To do:
A - In the AI governance excerpt, copy word for word the section that begins with "Although enacted by" and ends with "compliance exercise alone.".
B - Translate this sentence from the AI governance excerpt into Spanish: "Errors, biased outcomes, or inconsistent AI usage in these areas can expose organizations to legal, regulatory, and reputational risks."

***** Page excerpt *****

Although enacted by the European Union, the EU AI Act has implications beyond Europe because it applies to organizations offering AI-enabled products or services within EU markets. Multinational employers and global technology companies may therefore need to align HR practices, employee training, and governance frameworks with the regulation’s transparency, accountability, and AI literacy requirements.

The report reflects broader enterprise concerns surrounding AI governance. According to Gartner, governance, trust, and risk management are becoming central priorities as organizations scale generative AI initiatives. Gartner has repeatedly advised enterprises to establish AI governance frameworks that combine policy development, oversight, workforce education, and accountability rather than treating governance as a compliance exercise alone.

Similarly, McKinsey & Company has reported that organizations generating the greatest value from AI investments are typically those that combine technology deployment with organizational change management, employee capability development, and executive governance.

Within HR specifically, governance carries additional significance because AI increasingly influences employment-related decisions involving recruitment, performance management, employee communications, learning, and workplace compliance. Errors, biased outcomes, or inconsistent AI usage in these areas can expose organizations to legal, regulatory, and reputational risks.

The competitive HR technology market is responding accordingly. Vendors including Microsoft, Google, Workday, SAP SuccessFactors, Oracle, LinkedIn, and Salesforce are expanding AI capabilities across workforce management while simultaneously investing in responsible AI principles, governance controls, and transparency features designed to support enterprise compliance.

Traliant’s report suggests that governance is becoming a competitive differentiator rather than simply a regulatory obligation. Organizations that establish formal review processes, improve AI literacy, and integrate responsible AI practices into HR operations may be better positioned to scale AI adoption while minimizing operational risk.

***** Information supplied *****

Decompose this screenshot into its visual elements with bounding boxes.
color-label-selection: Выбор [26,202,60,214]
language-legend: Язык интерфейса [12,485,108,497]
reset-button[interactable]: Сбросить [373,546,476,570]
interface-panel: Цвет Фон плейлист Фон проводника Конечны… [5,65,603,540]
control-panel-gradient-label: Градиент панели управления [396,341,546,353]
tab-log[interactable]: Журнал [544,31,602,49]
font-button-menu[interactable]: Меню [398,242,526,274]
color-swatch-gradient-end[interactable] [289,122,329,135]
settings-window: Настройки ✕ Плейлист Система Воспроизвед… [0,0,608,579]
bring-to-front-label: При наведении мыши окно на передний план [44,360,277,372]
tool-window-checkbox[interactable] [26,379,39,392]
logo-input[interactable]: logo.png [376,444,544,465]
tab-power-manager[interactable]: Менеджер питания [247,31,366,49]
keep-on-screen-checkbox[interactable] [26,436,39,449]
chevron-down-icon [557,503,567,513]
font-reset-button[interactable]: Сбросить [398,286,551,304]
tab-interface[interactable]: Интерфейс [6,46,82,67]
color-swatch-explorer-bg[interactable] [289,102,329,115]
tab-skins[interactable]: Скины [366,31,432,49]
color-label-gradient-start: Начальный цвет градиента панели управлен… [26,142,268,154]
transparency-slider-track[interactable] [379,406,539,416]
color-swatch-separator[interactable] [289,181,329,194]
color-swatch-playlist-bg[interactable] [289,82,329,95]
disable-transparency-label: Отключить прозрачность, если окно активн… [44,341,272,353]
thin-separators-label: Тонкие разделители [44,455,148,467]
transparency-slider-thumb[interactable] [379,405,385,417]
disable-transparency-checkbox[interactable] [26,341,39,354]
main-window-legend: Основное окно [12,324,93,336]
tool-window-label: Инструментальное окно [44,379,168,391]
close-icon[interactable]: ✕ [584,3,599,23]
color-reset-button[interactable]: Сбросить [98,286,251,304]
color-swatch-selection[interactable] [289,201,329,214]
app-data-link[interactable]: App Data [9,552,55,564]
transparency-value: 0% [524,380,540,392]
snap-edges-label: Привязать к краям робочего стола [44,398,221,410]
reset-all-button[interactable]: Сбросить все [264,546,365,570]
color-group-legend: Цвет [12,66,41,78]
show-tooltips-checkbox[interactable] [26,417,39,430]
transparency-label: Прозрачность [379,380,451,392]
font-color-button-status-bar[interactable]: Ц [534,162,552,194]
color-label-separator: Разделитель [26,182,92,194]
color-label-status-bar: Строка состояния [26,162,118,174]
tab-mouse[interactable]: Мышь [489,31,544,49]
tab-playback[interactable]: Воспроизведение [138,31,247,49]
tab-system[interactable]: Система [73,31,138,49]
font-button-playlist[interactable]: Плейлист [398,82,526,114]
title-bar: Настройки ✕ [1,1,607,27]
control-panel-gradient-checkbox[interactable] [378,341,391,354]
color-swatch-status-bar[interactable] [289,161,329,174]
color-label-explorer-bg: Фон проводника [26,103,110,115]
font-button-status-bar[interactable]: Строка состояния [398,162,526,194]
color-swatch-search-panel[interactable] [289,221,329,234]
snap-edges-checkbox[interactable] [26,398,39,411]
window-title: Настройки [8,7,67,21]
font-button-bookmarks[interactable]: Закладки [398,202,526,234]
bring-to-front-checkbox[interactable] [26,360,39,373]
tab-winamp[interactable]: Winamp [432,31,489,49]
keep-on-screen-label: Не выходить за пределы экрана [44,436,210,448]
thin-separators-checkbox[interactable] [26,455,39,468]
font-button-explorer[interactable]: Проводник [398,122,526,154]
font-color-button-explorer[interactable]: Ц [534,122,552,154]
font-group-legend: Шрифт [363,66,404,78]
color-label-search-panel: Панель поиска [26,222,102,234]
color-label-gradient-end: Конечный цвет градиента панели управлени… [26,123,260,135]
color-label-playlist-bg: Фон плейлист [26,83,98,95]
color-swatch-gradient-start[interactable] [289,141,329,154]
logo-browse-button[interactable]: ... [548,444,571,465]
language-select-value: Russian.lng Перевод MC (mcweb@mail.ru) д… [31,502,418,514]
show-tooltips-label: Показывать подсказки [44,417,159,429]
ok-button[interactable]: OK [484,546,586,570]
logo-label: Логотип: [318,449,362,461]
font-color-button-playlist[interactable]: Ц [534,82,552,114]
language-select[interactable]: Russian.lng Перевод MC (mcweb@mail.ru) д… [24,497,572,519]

*****

Answers for this exercise:
A -
Although enacted by the European Union, the EU AI Act has implications beyond Europe because it applies to organizations offering AI-enabled products or services within EU markets. Multinational employers and global technology companies may therefore need to align HR practices, employee training, and governance frameworks with the regulation’s transparency, accountability, and AI literacy requirements.

The report reflects broader enterprise concerns surrounding AI governance. According to Gartner, governance, trust, and risk management are becoming central priorities as organizations scale generative AI initiatives. Gartner has repeatedly advised enterprises to establish AI governance frameworks that combine policy development, oversight, workforce education, and accountability rather than treating governance as a compliance exercise alone.

B - Los errores, los resultados sesgados o el uso incoherente de la IA en estas áreas pueden exponer a las organizaciones a riesgos legales, regulatorios y reputacionales.